[The problem] Hunt through the entries for the word "Daniel" and copy each line in which it appears.

[Dataset rows of page text]
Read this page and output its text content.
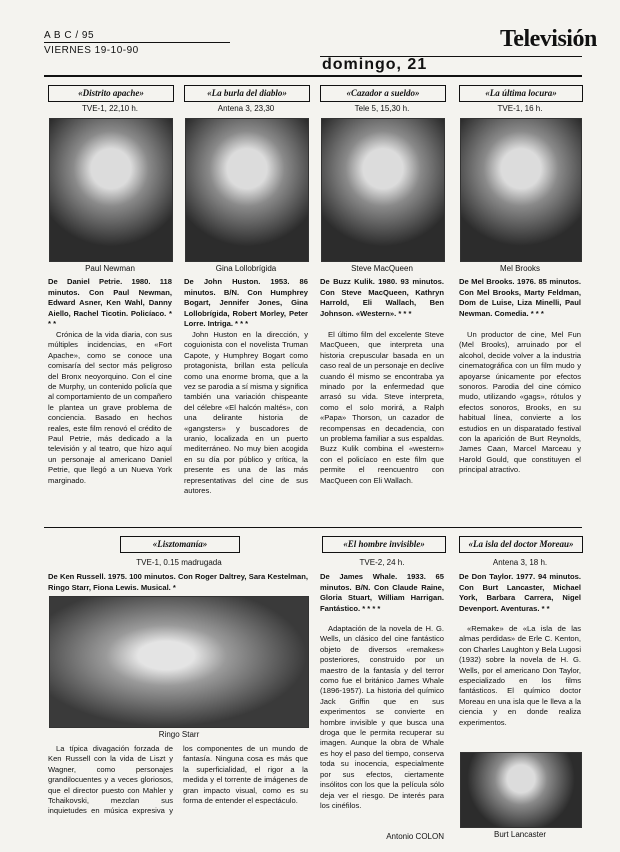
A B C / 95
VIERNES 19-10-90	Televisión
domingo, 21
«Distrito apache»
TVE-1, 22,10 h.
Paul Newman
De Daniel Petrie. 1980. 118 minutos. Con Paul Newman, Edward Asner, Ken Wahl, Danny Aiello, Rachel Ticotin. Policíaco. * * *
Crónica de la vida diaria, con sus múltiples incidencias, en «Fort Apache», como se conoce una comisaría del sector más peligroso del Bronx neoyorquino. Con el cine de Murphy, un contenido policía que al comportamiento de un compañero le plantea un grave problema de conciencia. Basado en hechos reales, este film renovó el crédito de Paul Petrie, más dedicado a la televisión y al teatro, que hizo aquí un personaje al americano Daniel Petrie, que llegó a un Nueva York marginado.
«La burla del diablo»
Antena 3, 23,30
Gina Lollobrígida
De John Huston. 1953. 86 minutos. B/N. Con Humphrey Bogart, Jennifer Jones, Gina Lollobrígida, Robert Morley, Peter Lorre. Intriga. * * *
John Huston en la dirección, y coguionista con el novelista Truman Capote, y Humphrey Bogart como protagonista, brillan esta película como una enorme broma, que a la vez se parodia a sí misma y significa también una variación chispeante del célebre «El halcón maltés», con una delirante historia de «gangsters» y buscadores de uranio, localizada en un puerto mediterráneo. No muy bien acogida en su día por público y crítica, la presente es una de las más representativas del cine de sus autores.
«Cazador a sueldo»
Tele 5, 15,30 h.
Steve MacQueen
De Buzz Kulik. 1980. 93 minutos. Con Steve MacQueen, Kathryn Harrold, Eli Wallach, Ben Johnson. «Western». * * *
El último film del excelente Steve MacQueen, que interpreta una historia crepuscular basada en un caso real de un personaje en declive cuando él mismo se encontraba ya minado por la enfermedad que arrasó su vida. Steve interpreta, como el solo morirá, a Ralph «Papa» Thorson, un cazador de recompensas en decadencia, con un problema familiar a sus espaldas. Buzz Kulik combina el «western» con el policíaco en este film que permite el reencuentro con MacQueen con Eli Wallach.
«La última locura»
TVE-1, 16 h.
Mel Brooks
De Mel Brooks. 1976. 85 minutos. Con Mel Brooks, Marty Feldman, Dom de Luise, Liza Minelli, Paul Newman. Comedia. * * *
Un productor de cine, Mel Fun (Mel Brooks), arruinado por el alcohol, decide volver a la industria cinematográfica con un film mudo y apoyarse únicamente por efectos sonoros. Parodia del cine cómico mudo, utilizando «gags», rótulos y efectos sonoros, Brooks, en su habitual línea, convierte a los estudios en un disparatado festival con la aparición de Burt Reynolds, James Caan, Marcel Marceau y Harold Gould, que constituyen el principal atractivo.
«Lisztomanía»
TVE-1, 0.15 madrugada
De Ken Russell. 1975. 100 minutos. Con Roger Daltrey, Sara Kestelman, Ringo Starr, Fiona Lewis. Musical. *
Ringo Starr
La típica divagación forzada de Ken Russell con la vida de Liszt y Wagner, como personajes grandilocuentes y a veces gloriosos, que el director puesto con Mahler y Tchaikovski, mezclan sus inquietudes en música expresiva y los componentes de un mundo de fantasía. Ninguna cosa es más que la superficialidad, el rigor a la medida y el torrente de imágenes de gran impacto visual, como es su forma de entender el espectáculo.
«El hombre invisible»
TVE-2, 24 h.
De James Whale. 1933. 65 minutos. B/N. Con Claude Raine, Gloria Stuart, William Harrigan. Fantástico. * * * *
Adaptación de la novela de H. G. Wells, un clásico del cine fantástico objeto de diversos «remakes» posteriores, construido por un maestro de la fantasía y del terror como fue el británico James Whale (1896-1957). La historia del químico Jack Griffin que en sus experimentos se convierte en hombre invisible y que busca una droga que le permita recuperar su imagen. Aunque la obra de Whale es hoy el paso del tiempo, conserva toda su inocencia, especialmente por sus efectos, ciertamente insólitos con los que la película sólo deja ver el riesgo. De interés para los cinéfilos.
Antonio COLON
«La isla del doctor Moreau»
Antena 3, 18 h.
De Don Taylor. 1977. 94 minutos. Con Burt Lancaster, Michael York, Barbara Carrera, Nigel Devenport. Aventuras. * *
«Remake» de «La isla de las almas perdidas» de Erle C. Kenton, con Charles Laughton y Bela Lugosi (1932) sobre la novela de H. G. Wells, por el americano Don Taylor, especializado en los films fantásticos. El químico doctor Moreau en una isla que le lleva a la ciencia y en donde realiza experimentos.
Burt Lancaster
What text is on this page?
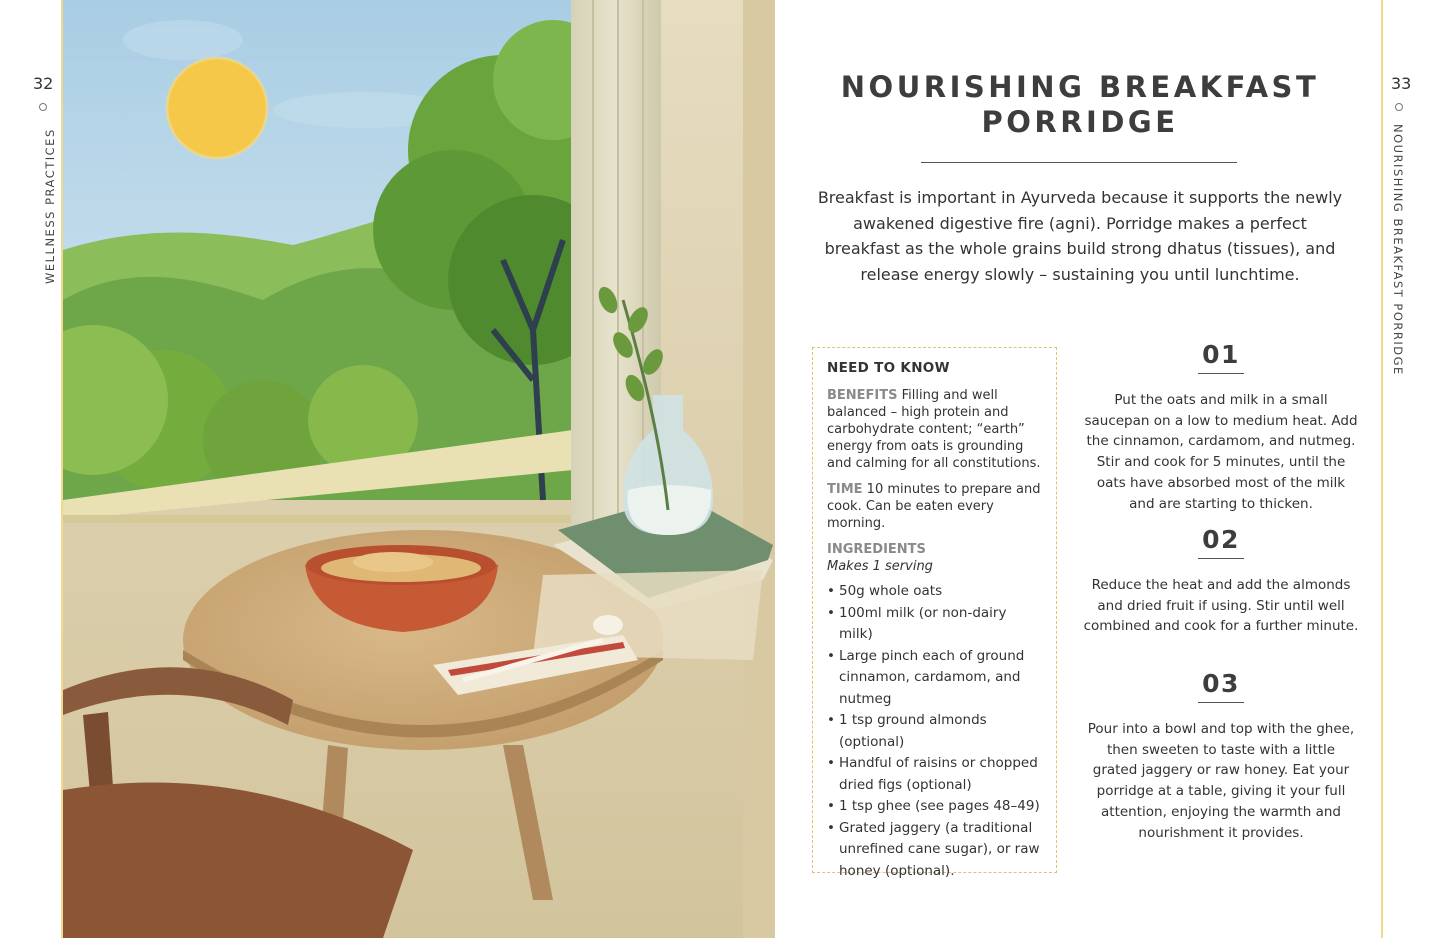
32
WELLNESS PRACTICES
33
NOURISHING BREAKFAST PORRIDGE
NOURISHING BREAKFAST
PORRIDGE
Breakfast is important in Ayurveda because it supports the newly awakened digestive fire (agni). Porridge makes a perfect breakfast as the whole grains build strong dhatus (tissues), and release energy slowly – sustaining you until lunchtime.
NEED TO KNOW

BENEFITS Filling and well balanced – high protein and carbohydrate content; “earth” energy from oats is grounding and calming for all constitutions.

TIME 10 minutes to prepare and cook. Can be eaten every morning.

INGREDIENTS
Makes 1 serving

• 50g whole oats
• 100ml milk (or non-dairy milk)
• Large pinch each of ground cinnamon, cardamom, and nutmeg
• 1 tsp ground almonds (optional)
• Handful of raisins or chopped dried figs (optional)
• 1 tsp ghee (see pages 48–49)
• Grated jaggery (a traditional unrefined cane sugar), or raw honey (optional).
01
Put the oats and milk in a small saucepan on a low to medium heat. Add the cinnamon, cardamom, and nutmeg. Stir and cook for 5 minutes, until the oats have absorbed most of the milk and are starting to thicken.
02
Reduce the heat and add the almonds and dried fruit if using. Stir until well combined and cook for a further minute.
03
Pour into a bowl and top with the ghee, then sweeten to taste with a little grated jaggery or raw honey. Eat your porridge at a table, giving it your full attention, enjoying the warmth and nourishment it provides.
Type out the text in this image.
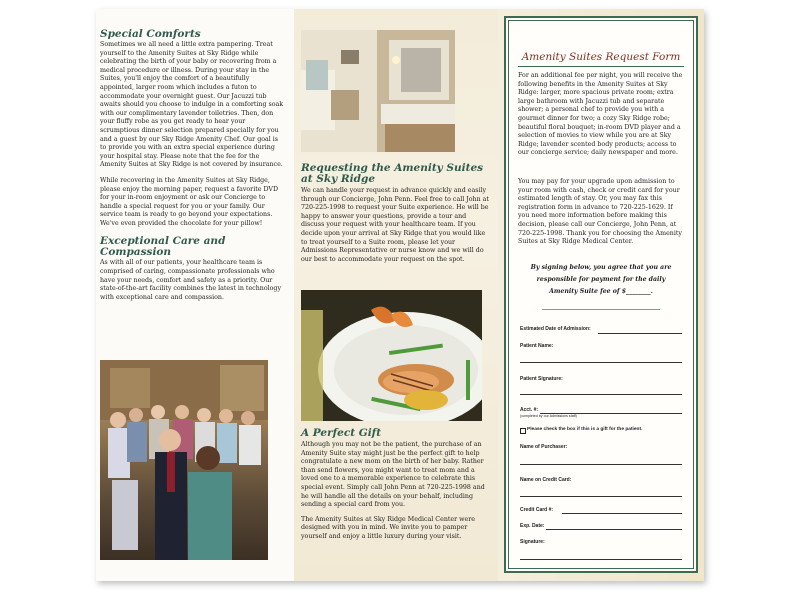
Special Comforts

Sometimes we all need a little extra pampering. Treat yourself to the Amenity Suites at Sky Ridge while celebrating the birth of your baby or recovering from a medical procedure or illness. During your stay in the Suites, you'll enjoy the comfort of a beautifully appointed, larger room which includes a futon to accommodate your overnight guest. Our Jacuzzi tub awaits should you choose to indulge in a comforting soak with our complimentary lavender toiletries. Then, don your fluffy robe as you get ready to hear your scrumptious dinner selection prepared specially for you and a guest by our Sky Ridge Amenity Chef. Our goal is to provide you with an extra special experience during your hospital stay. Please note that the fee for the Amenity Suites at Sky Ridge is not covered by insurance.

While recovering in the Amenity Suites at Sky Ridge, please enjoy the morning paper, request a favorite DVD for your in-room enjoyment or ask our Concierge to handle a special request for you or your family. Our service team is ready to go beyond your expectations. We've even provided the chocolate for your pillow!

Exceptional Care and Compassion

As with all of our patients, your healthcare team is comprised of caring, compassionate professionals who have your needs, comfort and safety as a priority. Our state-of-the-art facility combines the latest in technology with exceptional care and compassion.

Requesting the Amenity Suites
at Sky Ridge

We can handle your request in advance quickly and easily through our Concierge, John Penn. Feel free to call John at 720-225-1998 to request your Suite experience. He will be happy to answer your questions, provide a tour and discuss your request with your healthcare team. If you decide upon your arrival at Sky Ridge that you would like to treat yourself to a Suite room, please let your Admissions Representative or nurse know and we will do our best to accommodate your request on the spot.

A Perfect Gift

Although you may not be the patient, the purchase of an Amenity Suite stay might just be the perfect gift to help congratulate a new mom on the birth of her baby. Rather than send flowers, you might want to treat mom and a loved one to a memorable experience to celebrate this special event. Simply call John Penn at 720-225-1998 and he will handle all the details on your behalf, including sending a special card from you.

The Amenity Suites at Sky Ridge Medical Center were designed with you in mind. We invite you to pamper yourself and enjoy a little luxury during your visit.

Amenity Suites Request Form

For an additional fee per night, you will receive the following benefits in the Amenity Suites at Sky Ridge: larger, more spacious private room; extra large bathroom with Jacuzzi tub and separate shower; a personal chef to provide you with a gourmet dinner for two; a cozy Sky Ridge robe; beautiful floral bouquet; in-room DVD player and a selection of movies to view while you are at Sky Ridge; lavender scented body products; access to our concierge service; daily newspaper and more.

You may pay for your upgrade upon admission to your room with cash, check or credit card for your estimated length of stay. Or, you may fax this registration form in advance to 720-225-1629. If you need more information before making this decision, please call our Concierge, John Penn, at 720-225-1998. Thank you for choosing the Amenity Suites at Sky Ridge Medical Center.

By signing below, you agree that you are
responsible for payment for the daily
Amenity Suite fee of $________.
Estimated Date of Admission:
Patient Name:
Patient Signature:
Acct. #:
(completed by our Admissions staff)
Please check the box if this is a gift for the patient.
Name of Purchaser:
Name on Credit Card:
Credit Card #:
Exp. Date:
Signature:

[Result of this task]
De Daniel Petrie. 1980. 118 minutos. Con Paul Newman, Edward Asner, Ken Wahl, Danny Aiello, Rachel Ticotin. Policíaco. * * *
Crónica de la vida diaria, con sus múltiples incidencias, en «Fort Apache», como se conoce una comisaría del sector más peligroso del Bronx neoyorquino. Con el cine de Murphy, un contenido policía que al comportamiento de un compañero le plantea un grave problema de conciencia. Basado en hechos reales, este film renovó el crédito de Paul Petrie, más dedicado a la televisión y al teatro, que hizo aquí un personaje al americano Daniel Petrie, que llegó a un Nueva York marginado.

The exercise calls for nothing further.